▶ **Exercise directions**:
Within the records below, find each line that holds the string "Appearance", then copy it.

── Excerpted data ──

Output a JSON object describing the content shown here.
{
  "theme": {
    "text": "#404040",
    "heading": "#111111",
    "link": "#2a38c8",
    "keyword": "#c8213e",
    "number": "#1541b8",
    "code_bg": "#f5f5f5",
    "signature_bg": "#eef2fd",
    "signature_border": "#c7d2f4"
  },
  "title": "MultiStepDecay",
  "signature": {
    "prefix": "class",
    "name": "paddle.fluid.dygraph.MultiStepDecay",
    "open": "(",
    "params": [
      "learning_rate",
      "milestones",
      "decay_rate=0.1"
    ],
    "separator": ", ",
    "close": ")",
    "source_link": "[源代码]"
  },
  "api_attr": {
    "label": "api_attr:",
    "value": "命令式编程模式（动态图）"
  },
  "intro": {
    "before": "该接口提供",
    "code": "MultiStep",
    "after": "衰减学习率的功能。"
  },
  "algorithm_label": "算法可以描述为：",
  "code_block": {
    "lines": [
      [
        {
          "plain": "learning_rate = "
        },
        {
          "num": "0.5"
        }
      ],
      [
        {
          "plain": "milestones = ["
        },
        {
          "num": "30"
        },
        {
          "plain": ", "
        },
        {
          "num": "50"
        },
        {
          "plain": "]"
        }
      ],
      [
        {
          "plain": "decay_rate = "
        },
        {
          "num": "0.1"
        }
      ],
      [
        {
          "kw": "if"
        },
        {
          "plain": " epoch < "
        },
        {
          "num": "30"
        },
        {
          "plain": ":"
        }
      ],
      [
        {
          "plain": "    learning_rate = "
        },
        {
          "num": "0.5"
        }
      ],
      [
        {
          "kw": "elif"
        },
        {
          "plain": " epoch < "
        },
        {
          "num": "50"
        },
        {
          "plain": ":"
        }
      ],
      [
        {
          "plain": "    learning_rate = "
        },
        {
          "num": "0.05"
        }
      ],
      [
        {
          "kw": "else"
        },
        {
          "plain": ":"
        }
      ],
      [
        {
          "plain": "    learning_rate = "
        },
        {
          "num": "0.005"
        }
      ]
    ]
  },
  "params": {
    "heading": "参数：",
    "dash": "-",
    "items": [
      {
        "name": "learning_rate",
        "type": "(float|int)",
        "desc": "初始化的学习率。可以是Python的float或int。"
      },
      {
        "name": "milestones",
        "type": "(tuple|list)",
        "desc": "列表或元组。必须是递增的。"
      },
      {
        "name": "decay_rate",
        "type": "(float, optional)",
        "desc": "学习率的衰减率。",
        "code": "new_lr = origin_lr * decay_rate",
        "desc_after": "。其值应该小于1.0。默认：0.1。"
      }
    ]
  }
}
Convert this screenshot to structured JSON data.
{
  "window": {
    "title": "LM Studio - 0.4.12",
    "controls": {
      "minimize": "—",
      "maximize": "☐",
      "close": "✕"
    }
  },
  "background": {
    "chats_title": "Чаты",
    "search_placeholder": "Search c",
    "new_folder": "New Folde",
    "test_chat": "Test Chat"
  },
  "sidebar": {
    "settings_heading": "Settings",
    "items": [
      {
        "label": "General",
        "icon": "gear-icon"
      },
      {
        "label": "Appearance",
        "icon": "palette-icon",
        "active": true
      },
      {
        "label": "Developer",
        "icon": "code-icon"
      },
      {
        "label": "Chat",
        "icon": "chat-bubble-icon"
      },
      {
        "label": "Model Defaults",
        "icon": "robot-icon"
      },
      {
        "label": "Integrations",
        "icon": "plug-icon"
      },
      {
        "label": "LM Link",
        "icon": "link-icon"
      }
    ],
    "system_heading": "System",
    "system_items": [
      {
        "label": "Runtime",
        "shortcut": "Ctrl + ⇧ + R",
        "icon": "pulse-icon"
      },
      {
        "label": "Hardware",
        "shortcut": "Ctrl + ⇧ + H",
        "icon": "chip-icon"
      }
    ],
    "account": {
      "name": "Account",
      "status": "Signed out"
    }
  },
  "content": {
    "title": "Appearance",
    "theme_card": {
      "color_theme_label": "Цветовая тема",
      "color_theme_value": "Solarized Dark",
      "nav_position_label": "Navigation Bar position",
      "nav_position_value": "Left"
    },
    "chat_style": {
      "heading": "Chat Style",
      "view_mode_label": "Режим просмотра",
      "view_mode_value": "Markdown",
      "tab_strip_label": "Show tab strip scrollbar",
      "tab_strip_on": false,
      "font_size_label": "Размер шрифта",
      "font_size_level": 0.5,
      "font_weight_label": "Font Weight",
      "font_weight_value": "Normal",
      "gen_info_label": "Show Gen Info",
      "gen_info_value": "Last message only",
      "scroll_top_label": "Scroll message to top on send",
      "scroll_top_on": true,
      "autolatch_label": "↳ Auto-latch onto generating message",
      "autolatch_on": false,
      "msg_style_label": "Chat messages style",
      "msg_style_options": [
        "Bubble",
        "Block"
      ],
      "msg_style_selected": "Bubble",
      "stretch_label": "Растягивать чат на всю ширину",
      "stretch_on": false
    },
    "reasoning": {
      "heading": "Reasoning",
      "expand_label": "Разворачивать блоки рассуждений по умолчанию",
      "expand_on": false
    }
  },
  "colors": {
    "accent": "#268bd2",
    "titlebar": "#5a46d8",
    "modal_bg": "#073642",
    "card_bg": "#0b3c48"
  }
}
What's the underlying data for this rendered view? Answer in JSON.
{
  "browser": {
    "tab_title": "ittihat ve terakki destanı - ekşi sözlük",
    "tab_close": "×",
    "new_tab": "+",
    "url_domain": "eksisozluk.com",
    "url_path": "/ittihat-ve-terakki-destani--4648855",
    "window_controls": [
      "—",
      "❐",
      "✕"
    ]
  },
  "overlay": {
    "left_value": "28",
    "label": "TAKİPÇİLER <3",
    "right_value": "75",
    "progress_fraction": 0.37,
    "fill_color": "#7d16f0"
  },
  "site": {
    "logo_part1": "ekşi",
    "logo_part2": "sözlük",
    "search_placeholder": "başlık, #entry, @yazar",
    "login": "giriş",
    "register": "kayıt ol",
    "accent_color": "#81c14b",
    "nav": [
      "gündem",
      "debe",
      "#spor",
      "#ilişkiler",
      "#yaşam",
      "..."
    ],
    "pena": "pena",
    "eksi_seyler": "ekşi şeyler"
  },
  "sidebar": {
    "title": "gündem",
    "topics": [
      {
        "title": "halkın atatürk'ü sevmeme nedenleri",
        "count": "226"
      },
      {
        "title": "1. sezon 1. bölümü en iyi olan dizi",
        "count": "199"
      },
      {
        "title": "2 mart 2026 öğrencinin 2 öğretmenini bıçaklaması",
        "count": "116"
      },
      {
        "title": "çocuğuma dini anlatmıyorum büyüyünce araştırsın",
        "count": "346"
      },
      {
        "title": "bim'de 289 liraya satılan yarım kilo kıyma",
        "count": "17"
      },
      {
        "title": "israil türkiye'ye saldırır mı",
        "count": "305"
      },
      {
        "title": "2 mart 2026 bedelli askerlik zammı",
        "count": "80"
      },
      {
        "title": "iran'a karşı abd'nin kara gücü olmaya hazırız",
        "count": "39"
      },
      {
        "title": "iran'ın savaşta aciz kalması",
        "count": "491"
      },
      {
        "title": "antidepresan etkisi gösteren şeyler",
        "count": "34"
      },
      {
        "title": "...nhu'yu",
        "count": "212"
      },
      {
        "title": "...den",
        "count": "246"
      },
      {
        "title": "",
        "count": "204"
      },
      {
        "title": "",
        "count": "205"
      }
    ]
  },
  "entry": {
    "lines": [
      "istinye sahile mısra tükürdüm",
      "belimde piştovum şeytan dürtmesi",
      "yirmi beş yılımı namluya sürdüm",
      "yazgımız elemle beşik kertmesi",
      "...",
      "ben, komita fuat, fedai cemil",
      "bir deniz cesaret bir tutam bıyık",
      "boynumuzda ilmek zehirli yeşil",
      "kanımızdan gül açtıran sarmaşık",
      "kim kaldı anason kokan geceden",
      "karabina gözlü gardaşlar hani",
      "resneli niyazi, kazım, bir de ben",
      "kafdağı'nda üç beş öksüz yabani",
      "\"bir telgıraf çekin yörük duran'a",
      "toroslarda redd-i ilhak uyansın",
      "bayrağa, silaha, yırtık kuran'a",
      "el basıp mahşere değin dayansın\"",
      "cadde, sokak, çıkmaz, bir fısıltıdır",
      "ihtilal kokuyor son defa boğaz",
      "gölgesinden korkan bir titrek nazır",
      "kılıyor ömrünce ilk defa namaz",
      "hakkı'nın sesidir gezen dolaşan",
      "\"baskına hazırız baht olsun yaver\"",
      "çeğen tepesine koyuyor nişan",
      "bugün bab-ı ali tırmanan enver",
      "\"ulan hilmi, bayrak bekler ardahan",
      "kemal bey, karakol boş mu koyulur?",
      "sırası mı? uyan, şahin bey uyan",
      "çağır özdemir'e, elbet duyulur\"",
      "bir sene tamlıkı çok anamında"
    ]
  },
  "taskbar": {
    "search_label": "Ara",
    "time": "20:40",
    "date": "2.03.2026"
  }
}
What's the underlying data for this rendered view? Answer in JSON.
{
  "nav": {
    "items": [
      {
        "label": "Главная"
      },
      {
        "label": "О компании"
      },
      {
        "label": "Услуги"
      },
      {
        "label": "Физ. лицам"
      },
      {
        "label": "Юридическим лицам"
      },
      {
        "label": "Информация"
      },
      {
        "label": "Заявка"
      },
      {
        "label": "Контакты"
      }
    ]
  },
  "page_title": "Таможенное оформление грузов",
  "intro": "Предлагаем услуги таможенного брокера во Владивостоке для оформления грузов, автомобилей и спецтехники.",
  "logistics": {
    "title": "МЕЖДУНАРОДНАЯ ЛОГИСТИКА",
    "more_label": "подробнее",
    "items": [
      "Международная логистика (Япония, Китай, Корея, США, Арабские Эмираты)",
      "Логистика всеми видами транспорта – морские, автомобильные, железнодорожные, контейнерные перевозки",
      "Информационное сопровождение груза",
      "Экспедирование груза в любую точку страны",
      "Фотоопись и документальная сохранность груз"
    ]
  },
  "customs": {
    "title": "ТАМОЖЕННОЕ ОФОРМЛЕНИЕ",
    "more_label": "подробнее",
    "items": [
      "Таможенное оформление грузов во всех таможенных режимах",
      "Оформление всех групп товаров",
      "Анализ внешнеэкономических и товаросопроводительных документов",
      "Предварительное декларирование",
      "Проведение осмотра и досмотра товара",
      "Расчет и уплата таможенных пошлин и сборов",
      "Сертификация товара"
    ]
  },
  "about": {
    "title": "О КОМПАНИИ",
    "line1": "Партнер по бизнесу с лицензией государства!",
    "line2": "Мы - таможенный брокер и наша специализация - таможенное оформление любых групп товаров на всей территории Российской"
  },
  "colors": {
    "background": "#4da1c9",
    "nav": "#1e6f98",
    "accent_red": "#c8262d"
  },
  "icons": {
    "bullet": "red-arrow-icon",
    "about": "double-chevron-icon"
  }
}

───

▶ **Response for this exercise**:
        "label": "Appearance",
    "title": "Appearance",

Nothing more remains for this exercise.